- [To be done]:
Copy each line of the records that contains the word "Type".

[Records excerpted from a collection]
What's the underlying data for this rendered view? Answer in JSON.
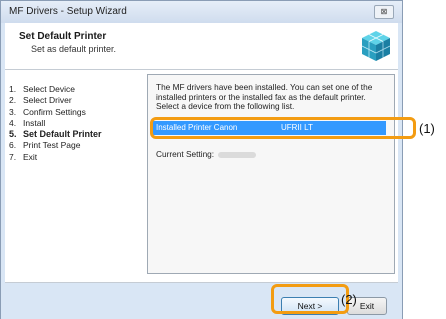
{
  "window": {
    "title": "MF Drivers - Setup Wizard",
    "close_label": "⊠"
  },
  "header": {
    "title": "Set Default Printer",
    "subtitle": "Set as default printer."
  },
  "steps": [
    {
      "num": "1.",
      "label": "Select Device",
      "current": false
    },
    {
      "num": "2.",
      "label": "Select Driver",
      "current": false
    },
    {
      "num": "3.",
      "label": "Confirm Settings",
      "current": false
    },
    {
      "num": "4.",
      "label": "Install",
      "current": false
    },
    {
      "num": "5.",
      "label": "Set Default Printer",
      "current": true
    },
    {
      "num": "6.",
      "label": "Print Test Page",
      "current": false
    },
    {
      "num": "7.",
      "label": "Exit",
      "current": false
    }
  ],
  "panel": {
    "description": "The MF drivers have been installed. You can set one of the installed printers or the installed fax as the default printer. Select a device from the following list.",
    "selected_device": "Installed Printer Canon",
    "selected_driver": "UFRII LT",
    "current_setting_label": "Current Setting:"
  },
  "footer": {
    "next_label": "Next >",
    "exit_label": "Exit"
  },
  "callouts": {
    "one": "(1)",
    "two": "(2)"
  },
  "colors": {
    "accent": "#f39c12",
    "selection": "#3399ff"
  }
}
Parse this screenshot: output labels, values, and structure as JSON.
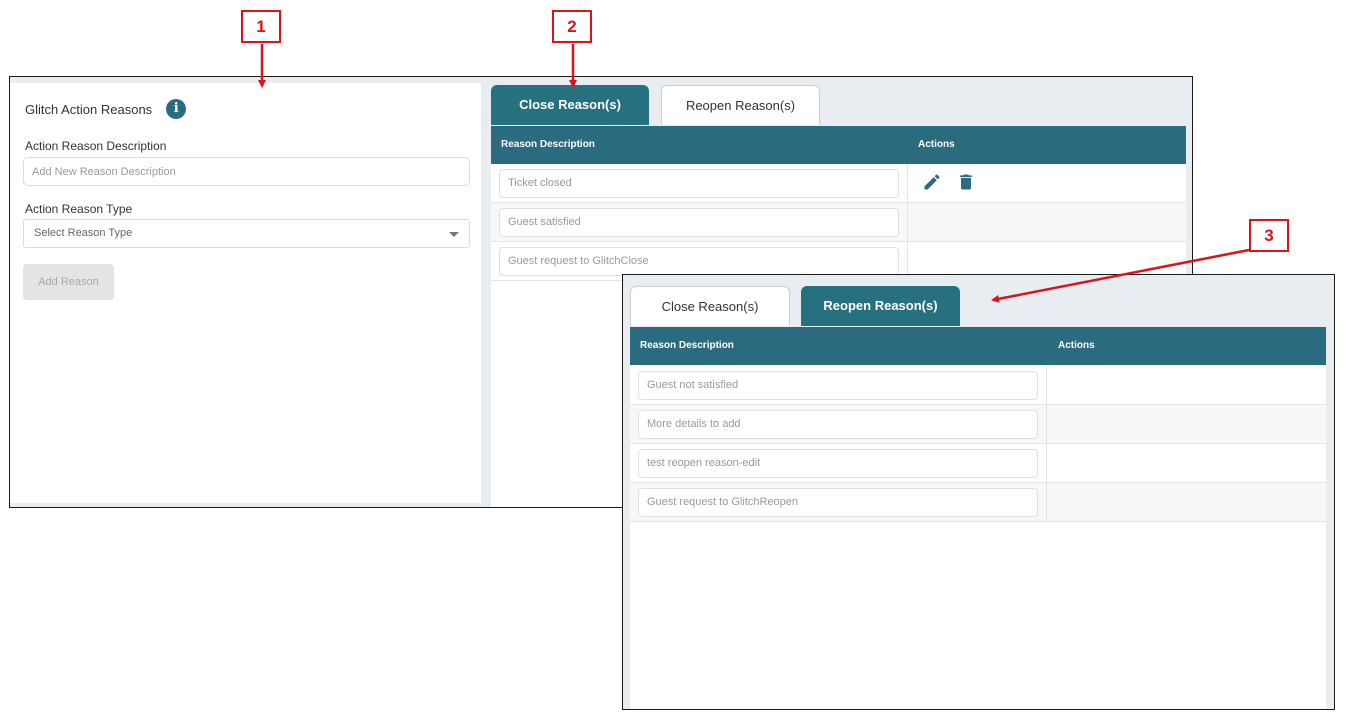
{
  "form": {
    "title": "Glitch Action Reasons",
    "info_icon": "info-icon",
    "description_label": "Action Reason Description",
    "description_placeholder": "Add New Reason Description",
    "type_label": "Action Reason Type",
    "type_selected": "Select Reason Type",
    "add_button": "Add Reason"
  },
  "tabs": {
    "close": "Close Reason(s)",
    "reopen": "Reopen Reason(s)"
  },
  "table": {
    "col_description": "Reason Description",
    "col_actions": "Actions"
  },
  "close_reasons": [
    "Ticket closed",
    "Guest satisfied",
    "Guest request to GlitchClose"
  ],
  "reopen_reasons": [
    "Guest not satisfied",
    "More details to add",
    "test reopen reason-edit",
    "Guest request to GlitchReopen"
  ],
  "icons": {
    "edit": "pencil-icon",
    "delete": "trash-icon"
  },
  "callouts": {
    "c1": "1",
    "c2": "2",
    "c3": "3"
  },
  "colors": {
    "accent": "#2a6b80",
    "callout": "#d9141b"
  }
}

- [Solution for this exercise]:
    "type_label": "Action Reason Type",
    "type_selected": "Select Reason Type",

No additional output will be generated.